Australasia is a geographical subregion of Oceania with ambiguous extents. The term is used in a number of different contexts, including geopolitically, physiogeographically, philologically, and ecologically, where the term covers several slightly different but related regions. Depending on the definition used, it may also include insular parts of Asia. Australasia always includes Australia and New Zealand, and often also includes New Guinea. In its broadest sense, it may include the entire Malay Archipelago (Nusantara).

==Derivation and definitions==

Charles de Brosses coined the term (as French Australasie) in Histoire des navigations aux terres australes (1756). He derived it from the Latin for "south of Asia" and differentiated the area from Polynesia (to the east) and the southeast Pacific (Magellanica).

In the late 19th century, the term Australasia was used in reference to the "Australasian colonies". In this sense it related specifically to the British colonies south of Asia: New South Wales, Queensland, South Australia, Tasmania, Western Australia, Victoria (i.e., the Australian colonies) and New Zealand.

Australasia found continued geopolitical attention in the early 20th century. Historian Hansong Li finds that against the backdrop of British colonialism, German geopoliticians considered "Australasia" as a counterweight to the former German South Sea Edge (Südseerand), both of which form the "Indo-Pacific" region.

The New Zealand Oxford Dictionary gives two meanings of "Australasia". One, especially in Australian use, is "Australia, New Zealand, New Guinea, and the neighbouring islands of the Pacific". The other, especially in New Zealand use, is just Australia and New Zealand. Two Merriam-Webster dictionaries online (Collegiate and Unabridged) define Australasia as "Australia, New Zealand, and Melanesia". The American Heritage Dictionary online recognizes two senses in use: one more precise and the other broader, loosely covering all of Oceania.

→ **DATA RECORDS**
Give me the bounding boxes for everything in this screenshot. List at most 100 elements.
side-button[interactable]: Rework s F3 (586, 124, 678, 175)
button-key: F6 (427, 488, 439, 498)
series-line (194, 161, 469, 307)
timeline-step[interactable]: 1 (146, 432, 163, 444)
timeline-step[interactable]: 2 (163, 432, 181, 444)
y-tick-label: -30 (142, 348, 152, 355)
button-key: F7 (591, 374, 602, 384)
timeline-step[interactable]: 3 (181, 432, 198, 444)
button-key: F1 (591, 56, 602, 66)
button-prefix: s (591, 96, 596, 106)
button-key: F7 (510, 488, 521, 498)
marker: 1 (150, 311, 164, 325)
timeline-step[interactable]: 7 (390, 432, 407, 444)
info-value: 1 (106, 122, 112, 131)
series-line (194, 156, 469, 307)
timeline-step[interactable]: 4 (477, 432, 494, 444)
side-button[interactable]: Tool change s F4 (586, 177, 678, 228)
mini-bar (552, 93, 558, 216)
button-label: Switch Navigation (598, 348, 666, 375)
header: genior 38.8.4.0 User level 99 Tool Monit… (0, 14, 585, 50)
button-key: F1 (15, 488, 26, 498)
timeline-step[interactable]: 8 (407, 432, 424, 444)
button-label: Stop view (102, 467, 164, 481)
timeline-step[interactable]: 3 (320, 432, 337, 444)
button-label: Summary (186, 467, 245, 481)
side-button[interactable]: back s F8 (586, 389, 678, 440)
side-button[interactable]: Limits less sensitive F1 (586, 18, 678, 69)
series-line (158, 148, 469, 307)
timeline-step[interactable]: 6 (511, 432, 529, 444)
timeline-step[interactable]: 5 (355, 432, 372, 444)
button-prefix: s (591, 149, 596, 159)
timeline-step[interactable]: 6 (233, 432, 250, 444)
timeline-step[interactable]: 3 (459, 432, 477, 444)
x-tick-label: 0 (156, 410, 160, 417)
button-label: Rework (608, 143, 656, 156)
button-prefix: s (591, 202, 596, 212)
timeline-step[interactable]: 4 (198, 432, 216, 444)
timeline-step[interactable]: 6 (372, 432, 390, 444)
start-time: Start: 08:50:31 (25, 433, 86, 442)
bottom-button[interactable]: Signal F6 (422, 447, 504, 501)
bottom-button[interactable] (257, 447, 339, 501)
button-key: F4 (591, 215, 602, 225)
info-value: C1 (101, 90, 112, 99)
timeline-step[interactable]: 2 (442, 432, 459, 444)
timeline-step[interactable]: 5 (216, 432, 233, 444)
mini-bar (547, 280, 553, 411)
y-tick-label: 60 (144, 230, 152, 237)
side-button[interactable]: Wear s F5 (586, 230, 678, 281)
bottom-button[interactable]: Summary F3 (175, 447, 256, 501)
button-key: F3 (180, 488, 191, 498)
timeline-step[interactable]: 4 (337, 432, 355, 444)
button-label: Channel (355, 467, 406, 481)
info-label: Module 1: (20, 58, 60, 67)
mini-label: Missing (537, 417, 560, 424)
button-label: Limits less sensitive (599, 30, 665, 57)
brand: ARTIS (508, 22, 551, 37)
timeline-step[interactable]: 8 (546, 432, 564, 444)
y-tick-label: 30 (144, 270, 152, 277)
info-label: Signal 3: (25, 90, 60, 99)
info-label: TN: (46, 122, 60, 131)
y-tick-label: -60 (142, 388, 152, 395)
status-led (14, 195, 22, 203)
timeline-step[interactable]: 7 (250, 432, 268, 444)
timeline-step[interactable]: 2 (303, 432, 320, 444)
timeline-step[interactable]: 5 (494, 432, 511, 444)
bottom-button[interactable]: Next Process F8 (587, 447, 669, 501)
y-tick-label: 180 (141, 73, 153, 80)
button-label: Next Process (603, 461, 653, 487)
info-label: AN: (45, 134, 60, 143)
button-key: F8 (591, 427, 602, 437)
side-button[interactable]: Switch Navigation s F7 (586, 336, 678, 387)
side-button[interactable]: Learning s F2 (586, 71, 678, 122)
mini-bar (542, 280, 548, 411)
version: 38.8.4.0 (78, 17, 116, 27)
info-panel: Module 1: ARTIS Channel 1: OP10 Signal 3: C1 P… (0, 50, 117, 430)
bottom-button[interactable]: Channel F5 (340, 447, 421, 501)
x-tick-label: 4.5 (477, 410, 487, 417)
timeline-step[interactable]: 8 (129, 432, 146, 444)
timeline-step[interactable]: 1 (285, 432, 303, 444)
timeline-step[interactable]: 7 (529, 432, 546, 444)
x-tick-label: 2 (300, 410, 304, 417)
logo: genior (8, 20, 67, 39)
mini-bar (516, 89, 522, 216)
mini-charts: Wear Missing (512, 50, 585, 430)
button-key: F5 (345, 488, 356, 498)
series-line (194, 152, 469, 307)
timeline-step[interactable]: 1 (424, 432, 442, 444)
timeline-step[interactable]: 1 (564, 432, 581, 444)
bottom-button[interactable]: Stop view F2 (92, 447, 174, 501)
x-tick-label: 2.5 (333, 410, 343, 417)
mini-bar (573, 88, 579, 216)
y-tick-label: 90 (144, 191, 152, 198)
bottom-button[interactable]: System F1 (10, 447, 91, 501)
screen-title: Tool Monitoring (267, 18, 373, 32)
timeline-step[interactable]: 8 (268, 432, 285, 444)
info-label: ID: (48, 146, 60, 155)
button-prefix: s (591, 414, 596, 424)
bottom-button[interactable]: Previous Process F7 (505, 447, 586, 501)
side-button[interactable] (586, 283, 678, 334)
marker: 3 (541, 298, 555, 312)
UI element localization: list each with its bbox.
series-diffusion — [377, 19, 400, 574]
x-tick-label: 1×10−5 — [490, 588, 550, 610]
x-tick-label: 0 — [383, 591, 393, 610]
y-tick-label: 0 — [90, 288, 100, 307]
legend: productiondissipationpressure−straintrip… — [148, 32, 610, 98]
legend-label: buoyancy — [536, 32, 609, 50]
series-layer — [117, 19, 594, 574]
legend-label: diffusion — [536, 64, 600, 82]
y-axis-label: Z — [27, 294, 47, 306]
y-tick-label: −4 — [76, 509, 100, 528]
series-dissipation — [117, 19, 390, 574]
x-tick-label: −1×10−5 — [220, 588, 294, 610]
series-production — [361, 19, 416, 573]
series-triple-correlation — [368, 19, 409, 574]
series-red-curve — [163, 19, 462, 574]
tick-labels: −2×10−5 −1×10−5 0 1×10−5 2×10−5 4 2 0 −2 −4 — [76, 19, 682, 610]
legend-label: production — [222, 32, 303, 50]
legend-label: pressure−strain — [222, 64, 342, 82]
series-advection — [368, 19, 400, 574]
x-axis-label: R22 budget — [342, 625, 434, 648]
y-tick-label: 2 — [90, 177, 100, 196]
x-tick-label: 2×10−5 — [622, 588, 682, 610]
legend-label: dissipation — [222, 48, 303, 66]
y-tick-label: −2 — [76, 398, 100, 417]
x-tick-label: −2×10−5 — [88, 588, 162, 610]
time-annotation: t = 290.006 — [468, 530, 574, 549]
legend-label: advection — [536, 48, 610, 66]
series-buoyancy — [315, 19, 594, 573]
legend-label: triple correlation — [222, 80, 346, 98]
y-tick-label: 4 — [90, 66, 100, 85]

→ **YOUR OBJECTIVE**
Rewrite the Australasia passage from "Charles de Brosses" to "colonies) and New Zealand.", and swap "term" for "word" wherever it appears.

→ **TASK OUTPUT**
Charles de Brosses coined the word (as French Australasie) in Histoire des navigations aux terres australes (1756). He derived it from the Latin for "south of Asia" and differentiated the area from Polynesia (to the east) and the southeast Pacific (Magellanica).

In the late 19th century, the word Australasia was used in reference to the "Australasian colonies". In this sense it related specifically to the British colonies south of Asia: New South Wales, Queensland, South Australia, Tasmania, Western Australia, Victoria (i.e., the Australian colonies) and New Zealand.